Output every line of the data exactly as it appears.

[Saved data entries]
┌──

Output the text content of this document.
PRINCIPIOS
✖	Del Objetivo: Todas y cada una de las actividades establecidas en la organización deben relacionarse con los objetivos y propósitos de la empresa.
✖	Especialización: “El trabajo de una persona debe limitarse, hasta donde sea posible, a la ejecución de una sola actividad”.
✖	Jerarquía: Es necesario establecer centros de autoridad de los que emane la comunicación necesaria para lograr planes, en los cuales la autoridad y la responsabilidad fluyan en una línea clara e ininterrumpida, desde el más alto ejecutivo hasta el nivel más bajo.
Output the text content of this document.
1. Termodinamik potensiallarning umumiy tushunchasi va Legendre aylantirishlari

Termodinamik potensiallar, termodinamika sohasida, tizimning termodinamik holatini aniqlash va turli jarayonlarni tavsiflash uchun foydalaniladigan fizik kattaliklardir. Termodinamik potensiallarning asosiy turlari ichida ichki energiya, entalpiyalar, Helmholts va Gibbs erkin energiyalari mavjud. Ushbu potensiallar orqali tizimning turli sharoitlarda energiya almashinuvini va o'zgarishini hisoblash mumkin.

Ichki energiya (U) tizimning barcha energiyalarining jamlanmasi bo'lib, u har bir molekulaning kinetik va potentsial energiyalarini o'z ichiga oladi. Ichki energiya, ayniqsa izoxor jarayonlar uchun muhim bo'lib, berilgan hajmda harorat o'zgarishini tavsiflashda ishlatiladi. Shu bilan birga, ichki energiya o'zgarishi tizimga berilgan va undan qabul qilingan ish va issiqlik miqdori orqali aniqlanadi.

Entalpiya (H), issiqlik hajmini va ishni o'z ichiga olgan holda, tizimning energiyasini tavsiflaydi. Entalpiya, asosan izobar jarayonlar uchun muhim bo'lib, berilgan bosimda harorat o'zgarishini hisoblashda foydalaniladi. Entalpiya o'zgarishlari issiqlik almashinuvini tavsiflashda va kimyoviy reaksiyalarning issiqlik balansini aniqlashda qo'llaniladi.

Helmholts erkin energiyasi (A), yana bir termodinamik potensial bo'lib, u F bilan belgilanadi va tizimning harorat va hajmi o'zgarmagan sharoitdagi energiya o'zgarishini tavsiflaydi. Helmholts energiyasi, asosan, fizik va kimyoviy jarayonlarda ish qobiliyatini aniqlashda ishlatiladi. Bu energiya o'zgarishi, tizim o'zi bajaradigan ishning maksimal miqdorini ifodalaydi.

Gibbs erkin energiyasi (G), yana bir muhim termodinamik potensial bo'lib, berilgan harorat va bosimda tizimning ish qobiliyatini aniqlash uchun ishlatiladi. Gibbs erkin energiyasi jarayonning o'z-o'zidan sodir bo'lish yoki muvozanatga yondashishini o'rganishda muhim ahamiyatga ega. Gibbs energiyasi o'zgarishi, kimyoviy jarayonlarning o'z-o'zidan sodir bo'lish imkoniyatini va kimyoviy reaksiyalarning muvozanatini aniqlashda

└──

▶ **Worked solution**
Output the text content of this document.
PRINCIPIOS
✖	Del Objetivo: Todas y cada una de las actividades establecidas en la organización deben relacionarse con los objetivos y propósitos de la empresa.
✖	Especialización: “El trabajo de una persona debe limitarse, hasta donde sea posible, a la ejecución de una sola actividad”.
✖	Jerarquía: Es necesario establecer centros de autoridad de los que emane la comunicación necesaria para lograr planes, en los cuales la autoridad y la responsabilidad fluyan en una línea clara e ininterrumpida, desde el más alto ejecutivo hasta el nivel más bajo.
Output the text content of this document.
1. Termodinamik potensiallarning umumiy tushunchasi va Legendre aylantirishlari

Termodinamik potensiallar, termodinamika sohasida, tizimning termodinamik holatini aniqlash va turli jarayonlarni tavsiflash uchun foydalaniladigan fizik kattaliklardir. Termodinamik potensiallarning asosiy turlari ichida ichki energiya, entalpiyalar, Helmholts va Gibbs erkin energiyalari mavjud. Ushbu potensiallar orqali tizimning turli sharoitlarda energiya almashinuvini va o'zgarishini hisoblash mumkin.

Ichki energiya (U) tizimning barcha energiyalarining jamlanmasi bo'lib, u har bir molekulaning kinetik va potentsial energiyalarini o'z ichiga oladi. Ichki energiya, ayniqsa izoxor jarayonlar uchun muhim bo'lib, berilgan hajmda harorat o'zgarishini tavsiflashda ishlatiladi. Shu bilan birga, ichki energiya o'zgarishi tizimga berilgan va undan qabul qilingan ish va issiqlik miqdori orqali aniqlanadi.

Entalpiya (H), issiqlik hajmini va ishni o'z ichiga olgan holda, tizimning energiyasini tavsiflaydi. Entalpiya, asosan izobar jarayonlar uchun muhim bo'lib, berilgan bosimda harorat o'zgarishini hisoblashda foydalaniladi. Entalpiya o'zgarishlari issiqlik almashinuvini tavsiflashda va kimyoviy reaksiyalarning issiqlik balansini aniqlashda qo'llaniladi.

Helmholts erkin energiyasi (A), yana bir termodinamik potensial bo'lib, u F bilan belgilanadi va tizimning harorat va hajmi o'zgarmagan sharoitdagi energiya o'zgarishini tavsiflaydi. Helmholts energiyasi, asosan, fizik va kimyoviy jarayonlarda ish qobiliyatini aniqlashda ishlatiladi. Bu energiya o'zgarishi, tizim o'zi bajaradigan ishning maksimal miqdorini ifodalaydi.

Gibbs erkin energiyasi (G), yana bir muhim termodinamik potensial bo'lib, berilgan harorat va bosimda tizimning ish qobiliyatini aniqlash uchun ishlatiladi. Gibbs erkin energiyasi jarayonning o'z-o'zidan sodir bo'lish yoki muvozanatga yondashishini o'rganishda muhim ahamiyatga ega. Gibbs energiyasi o'zgarishi, kimyoviy jarayonlarning o'z-o'zidan sodir bo'lish imkoniyatini va kimyoviy reaksiyalarning muvozanatini aniqlashda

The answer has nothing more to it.